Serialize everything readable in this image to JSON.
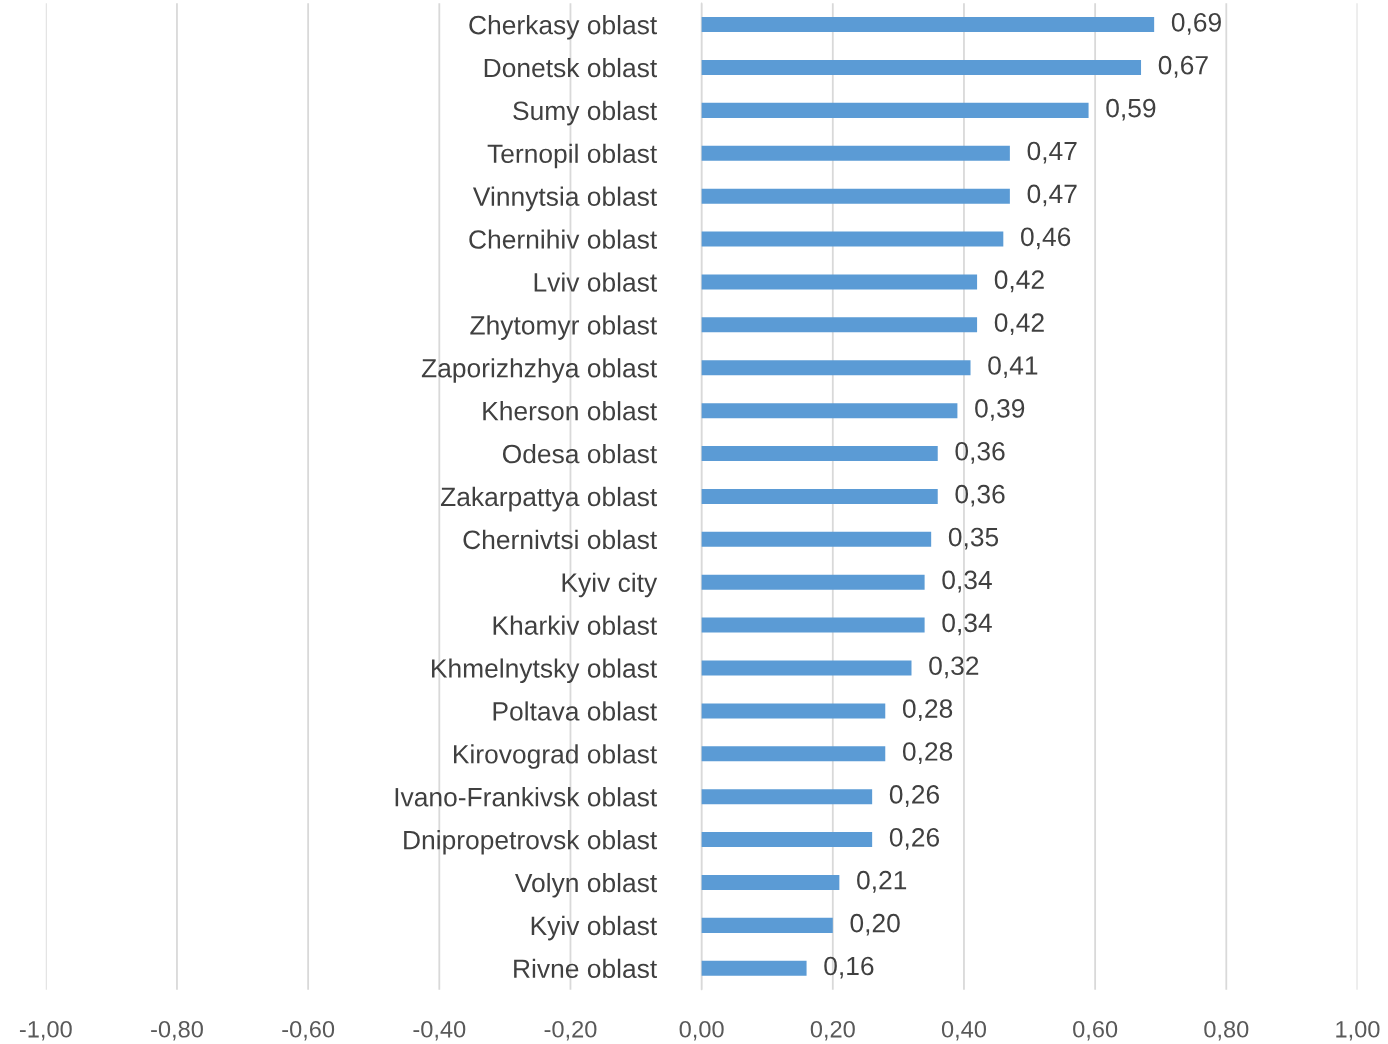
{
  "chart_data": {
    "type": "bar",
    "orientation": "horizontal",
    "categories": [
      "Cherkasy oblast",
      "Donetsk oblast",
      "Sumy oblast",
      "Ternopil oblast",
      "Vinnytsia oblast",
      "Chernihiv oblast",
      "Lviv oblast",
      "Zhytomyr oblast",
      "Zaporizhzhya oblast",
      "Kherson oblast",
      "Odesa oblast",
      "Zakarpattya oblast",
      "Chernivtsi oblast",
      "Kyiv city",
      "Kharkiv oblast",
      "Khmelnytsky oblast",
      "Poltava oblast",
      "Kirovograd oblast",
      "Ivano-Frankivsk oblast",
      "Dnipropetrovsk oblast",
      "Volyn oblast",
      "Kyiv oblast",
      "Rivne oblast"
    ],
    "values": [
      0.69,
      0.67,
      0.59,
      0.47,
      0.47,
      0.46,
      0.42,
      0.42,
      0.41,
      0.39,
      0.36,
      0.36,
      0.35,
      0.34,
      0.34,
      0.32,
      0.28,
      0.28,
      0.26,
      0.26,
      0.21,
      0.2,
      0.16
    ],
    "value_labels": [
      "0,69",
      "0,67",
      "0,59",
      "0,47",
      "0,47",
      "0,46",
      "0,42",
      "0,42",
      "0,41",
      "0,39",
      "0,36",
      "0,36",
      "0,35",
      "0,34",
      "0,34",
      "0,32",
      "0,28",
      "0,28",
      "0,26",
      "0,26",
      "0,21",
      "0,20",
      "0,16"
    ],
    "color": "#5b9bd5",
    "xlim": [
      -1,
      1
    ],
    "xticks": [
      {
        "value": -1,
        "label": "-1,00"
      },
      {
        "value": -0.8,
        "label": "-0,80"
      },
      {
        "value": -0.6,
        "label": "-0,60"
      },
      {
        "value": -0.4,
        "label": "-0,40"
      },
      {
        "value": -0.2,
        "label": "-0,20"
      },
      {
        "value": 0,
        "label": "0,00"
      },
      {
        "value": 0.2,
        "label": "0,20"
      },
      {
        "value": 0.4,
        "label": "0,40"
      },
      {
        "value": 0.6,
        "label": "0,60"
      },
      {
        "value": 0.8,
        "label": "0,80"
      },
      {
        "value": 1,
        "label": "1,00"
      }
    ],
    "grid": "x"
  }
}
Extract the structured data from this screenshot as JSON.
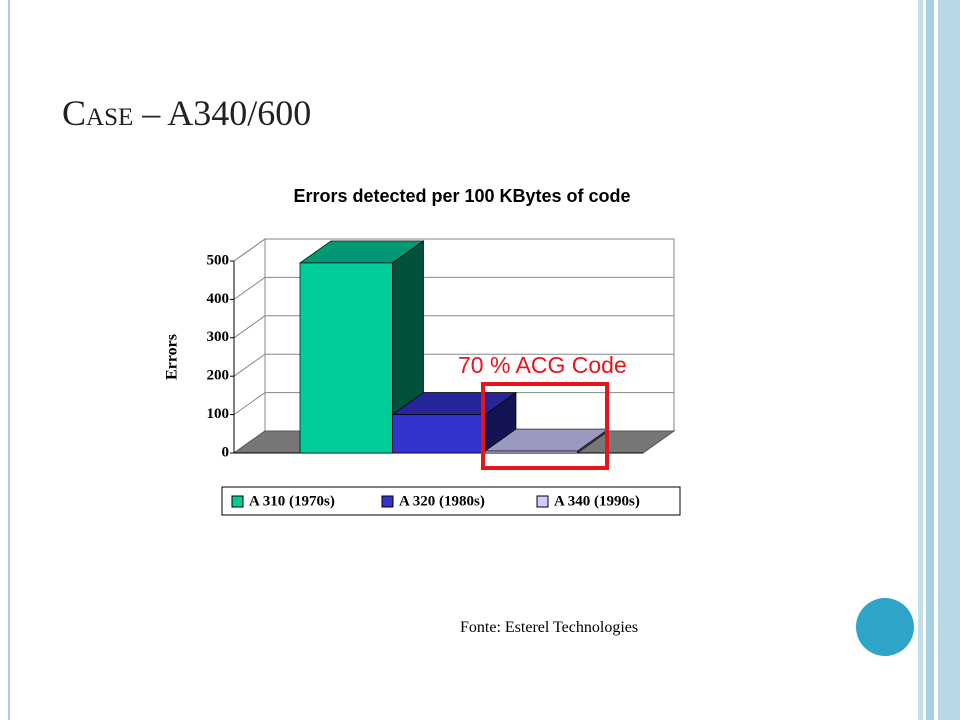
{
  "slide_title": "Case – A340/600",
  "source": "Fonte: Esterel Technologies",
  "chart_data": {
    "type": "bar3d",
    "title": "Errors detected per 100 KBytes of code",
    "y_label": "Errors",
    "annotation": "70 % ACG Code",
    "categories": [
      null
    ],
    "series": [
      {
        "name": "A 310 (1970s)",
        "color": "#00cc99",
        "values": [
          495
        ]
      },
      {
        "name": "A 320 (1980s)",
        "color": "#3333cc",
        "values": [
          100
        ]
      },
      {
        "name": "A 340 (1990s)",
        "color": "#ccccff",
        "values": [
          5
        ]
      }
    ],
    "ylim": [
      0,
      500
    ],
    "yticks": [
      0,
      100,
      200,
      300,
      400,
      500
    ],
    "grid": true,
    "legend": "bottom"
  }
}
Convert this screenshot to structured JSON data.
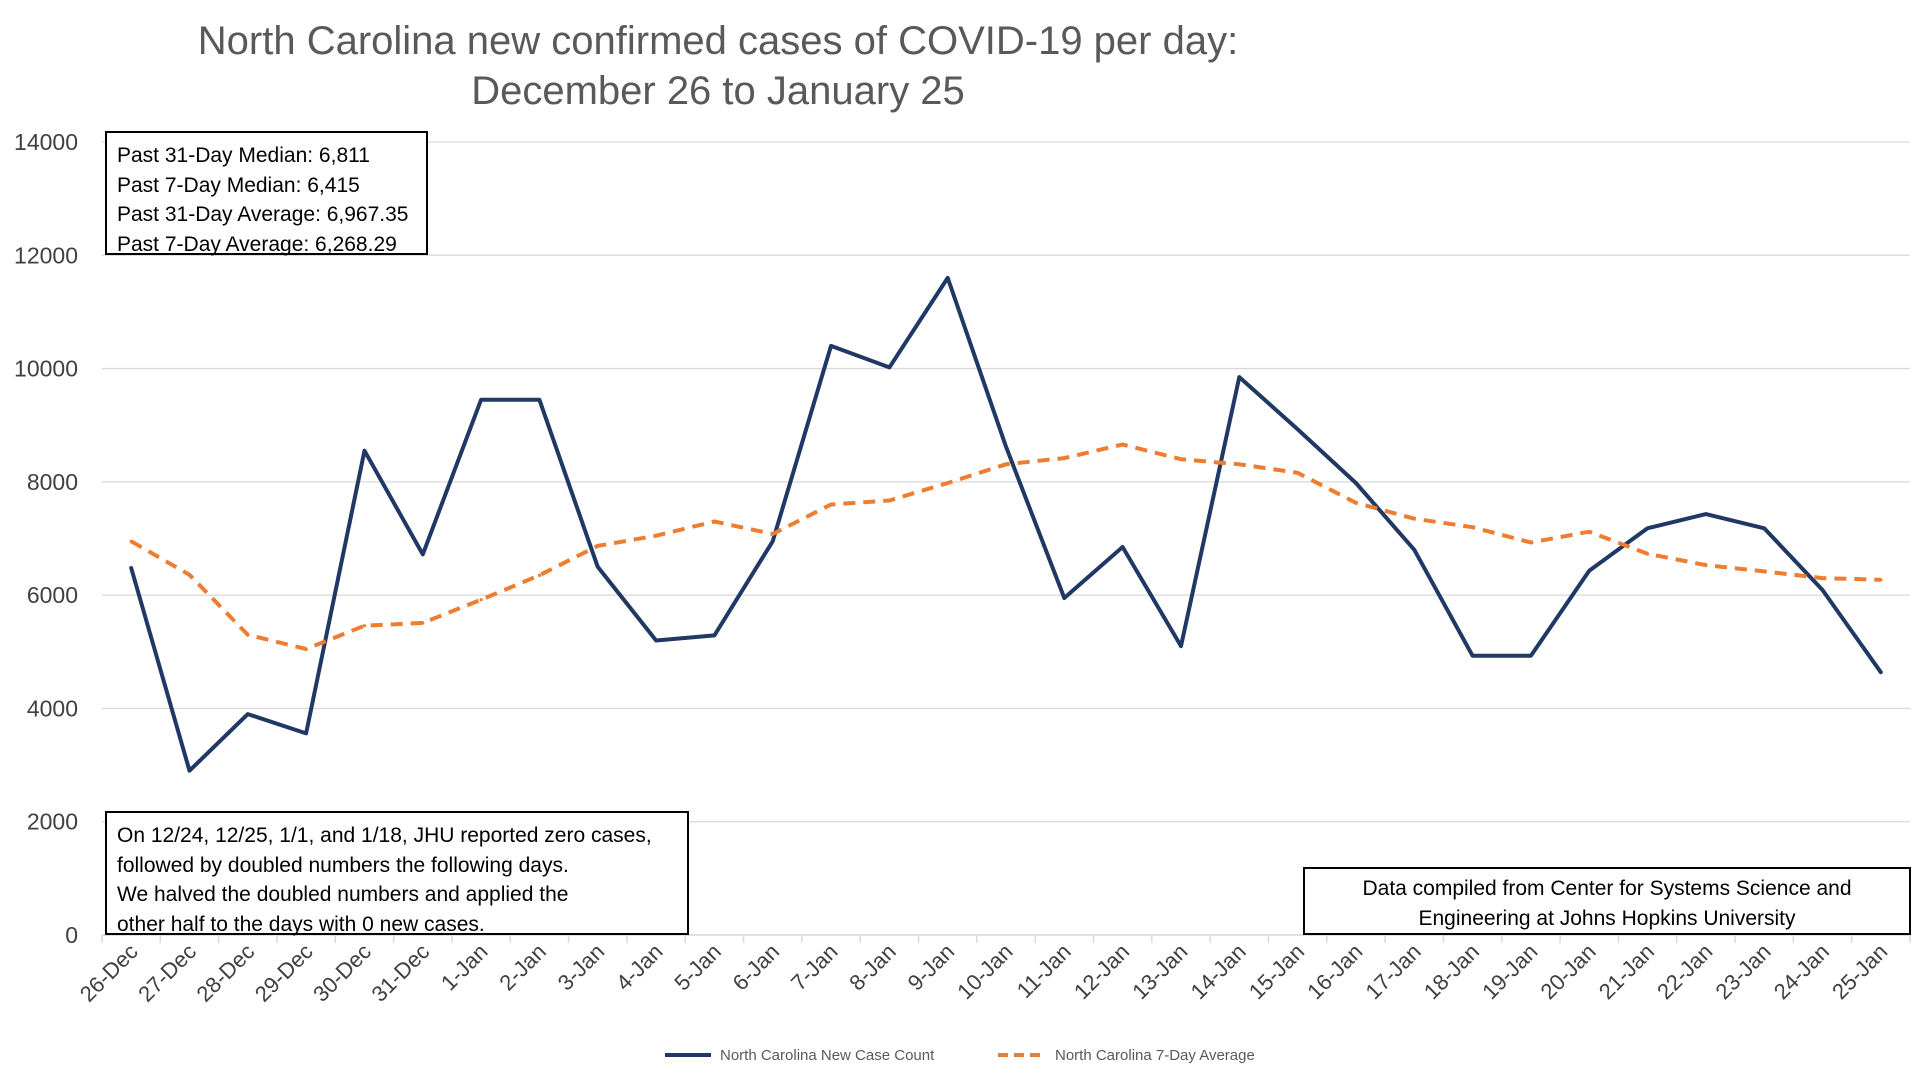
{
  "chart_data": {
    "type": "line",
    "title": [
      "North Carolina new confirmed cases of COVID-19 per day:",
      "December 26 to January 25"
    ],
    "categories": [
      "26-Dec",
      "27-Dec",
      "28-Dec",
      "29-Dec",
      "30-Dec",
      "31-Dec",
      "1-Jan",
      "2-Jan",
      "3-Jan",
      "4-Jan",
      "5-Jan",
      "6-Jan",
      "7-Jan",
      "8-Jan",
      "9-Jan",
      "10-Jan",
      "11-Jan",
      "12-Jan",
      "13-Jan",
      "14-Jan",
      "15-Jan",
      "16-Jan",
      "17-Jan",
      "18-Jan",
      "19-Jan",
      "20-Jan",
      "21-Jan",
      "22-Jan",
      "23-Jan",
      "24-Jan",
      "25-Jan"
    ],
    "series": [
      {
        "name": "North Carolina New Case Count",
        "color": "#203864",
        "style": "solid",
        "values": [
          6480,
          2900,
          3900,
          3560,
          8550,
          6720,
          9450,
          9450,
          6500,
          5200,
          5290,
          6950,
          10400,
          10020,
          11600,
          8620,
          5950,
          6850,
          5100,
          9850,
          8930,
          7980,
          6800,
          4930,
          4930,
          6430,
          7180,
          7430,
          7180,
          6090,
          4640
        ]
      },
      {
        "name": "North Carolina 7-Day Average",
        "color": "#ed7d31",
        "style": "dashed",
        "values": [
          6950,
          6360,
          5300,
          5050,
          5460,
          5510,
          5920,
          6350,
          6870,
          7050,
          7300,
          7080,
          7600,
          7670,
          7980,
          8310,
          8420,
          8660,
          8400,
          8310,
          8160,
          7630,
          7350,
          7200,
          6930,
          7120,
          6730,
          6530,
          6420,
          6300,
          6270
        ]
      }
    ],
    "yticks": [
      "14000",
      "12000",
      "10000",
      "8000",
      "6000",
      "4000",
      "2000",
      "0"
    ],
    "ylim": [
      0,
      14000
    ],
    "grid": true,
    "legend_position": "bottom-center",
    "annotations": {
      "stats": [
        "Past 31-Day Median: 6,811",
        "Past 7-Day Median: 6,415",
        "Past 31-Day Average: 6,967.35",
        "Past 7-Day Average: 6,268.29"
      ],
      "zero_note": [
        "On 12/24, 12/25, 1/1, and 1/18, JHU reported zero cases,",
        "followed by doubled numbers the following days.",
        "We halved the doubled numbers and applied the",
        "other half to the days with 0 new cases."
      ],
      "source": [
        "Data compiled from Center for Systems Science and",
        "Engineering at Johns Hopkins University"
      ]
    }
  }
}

*-*-*

**GIVEN PROBLEM**
Quote the data exactly, leaving every image out of the copy.

**EXERCISE SOLUTION**
Serialize everything readable in this image to JSON.
{
  "chart_data": {
    "type": "bar",
    "orientation": "horizontal",
    "categories": [
      "Cherkasy oblast",
      "Donetsk oblast",
      "Sumy oblast",
      "Ternopil oblast",
      "Vinnytsia oblast",
      "Chernihiv oblast",
      "Lviv oblast",
      "Zhytomyr oblast",
      "Zaporizhzhya oblast",
      "Kherson oblast",
      "Odesa oblast",
      "Zakarpattya oblast",
      "Chernivtsi oblast",
      "Kyiv city",
      "Kharkiv oblast",
      "Khmelnytsky oblast",
      "Poltava oblast",
      "Kirovograd oblast",
      "Ivano-Frankivsk oblast",
      "Dnipropetrovsk oblast",
      "Volyn oblast",
      "Kyiv oblast",
      "Rivne oblast"
    ],
    "values": [
      0.69,
      0.67,
      0.59,
      0.47,
      0.47,
      0.46,
      0.42,
      0.42,
      0.41,
      0.39,
      0.36,
      0.36,
      0.35,
      0.34,
      0.34,
      0.32,
      0.28,
      0.28,
      0.26,
      0.26,
      0.21,
      0.2,
      0.16
    ],
    "value_labels": [
      "0,69",
      "0,67",
      "0,59",
      "0,47",
      "0,47",
      "0,46",
      "0,42",
      "0,42",
      "0,41",
      "0,39",
      "0,36",
      "0,36",
      "0,35",
      "0,34",
      "0,34",
      "0,32",
      "0,28",
      "0,28",
      "0,26",
      "0,26",
      "0,21",
      "0,20",
      "0,16"
    ],
    "color": "#5b9bd5",
    "xlim": [
      -1,
      1
    ],
    "xticks": [
      {
        "value": -1,
        "label": "-1,00"
      },
      {
        "value": -0.8,
        "label": "-0,80"
      },
      {
        "value": -0.6,
        "label": "-0,60"
      },
      {
        "value": -0.4,
        "label": "-0,40"
      },
      {
        "value": -0.2,
        "label": "-0,20"
      },
      {
        "value": 0,
        "label": "0,00"
      },
      {
        "value": 0.2,
        "label": "0,20"
      },
      {
        "value": 0.4,
        "label": "0,40"
      },
      {
        "value": 0.6,
        "label": "0,60"
      },
      {
        "value": 0.8,
        "label": "0,80"
      },
      {
        "value": 1,
        "label": "1,00"
      }
    ],
    "grid": "x"
  }
}
Extract the structured data from this screenshot as JSON.
{
  "slide_title": "Case – A340/600",
  "source": "Fonte: Esterel Technologies",
  "chart_data": {
    "type": "bar3d",
    "title": "Errors detected per 100 KBytes of code",
    "y_label": "Errors",
    "annotation": "70 % ACG Code",
    "categories": [
      null
    ],
    "series": [
      {
        "name": "A 310 (1970s)",
        "color": "#00cc99",
        "values": [
          495
        ]
      },
      {
        "name": "A 320 (1980s)",
        "color": "#3333cc",
        "values": [
          100
        ]
      },
      {
        "name": "A 340 (1990s)",
        "color": "#ccccff",
        "values": [
          5
        ]
      }
    ],
    "ylim": [
      0,
      500
    ],
    "yticks": [
      0,
      100,
      200,
      300,
      400,
      500
    ],
    "grid": true,
    "legend": "bottom"
  }
}
Convert this screenshot to structured JSON data.
{
  "chart_data": {
    "type": "line",
    "title": [
      "North Carolina new confirmed cases of COVID-19 per day:",
      "December 26 to January 25"
    ],
    "categories": [
      "26-Dec",
      "27-Dec",
      "28-Dec",
      "29-Dec",
      "30-Dec",
      "31-Dec",
      "1-Jan",
      "2-Jan",
      "3-Jan",
      "4-Jan",
      "5-Jan",
      "6-Jan",
      "7-Jan",
      "8-Jan",
      "9-Jan",
      "10-Jan",
      "11-Jan",
      "12-Jan",
      "13-Jan",
      "14-Jan",
      "15-Jan",
      "16-Jan",
      "17-Jan",
      "18-Jan",
      "19-Jan",
      "20-Jan",
      "21-Jan",
      "22-Jan",
      "23-Jan",
      "24-Jan",
      "25-Jan"
    ],
    "series": [
      {
        "name": "North Carolina New Case Count",
        "color": "#203864",
        "style": "solid",
        "values": [
          6480,
          2900,
          3900,
          3560,
          8550,
          6720,
          9450,
          9450,
          6500,
          5200,
          5290,
          6950,
          10400,
          10020,
          11600,
          8620,
          5950,
          6850,
          5100,
          9850,
          8930,
          7980,
          6800,
          4930,
          4930,
          6430,
          7180,
          7430,
          7180,
          6090,
          4640
        ]
      },
      {
        "name": "North Carolina 7-Day Average",
        "color": "#ed7d31",
        "style": "dashed",
        "values": [
          6950,
          6360,
          5300,
          5050,
          5460,
          5510,
          5920,
          6350,
          6870,
          7050,
          7300,
          7080,
          7600,
          7670,
          7980,
          8310,
          8420,
          8660,
          8400,
          8310,
          8160,
          7630,
          7350,
          7200,
          6930,
          7120,
          6730,
          6530,
          6420,
          6300,
          6270
        ]
      }
    ],
    "yticks": [
      "14000",
      "12000",
      "10000",
      "8000",
      "6000",
      "4000",
      "2000",
      "0"
    ],
    "ylim": [
      0,
      14000
    ],
    "grid": true,
    "legend_position": "bottom-center",
    "annotations": {
      "stats": [
        "Past 31-Day Median: 6,811",
        "Past 7-Day Median: 6,415",
        "Past 31-Day Average: 6,967.35",
        "Past 7-Day Average: 6,268.29"
      ],
      "zero_note": [
        "On 12/24, 12/25, 1/1, and 1/18, JHU reported zero cases,",
        "followed by doubled numbers the following days.",
        "We halved the doubled numbers and applied the",
        "other half to the days with 0 new cases."
      ],
      "source": [
        "Data compiled from Center for Systems Science and",
        "Engineering at Johns Hopkins University"
      ]
    }
  }
}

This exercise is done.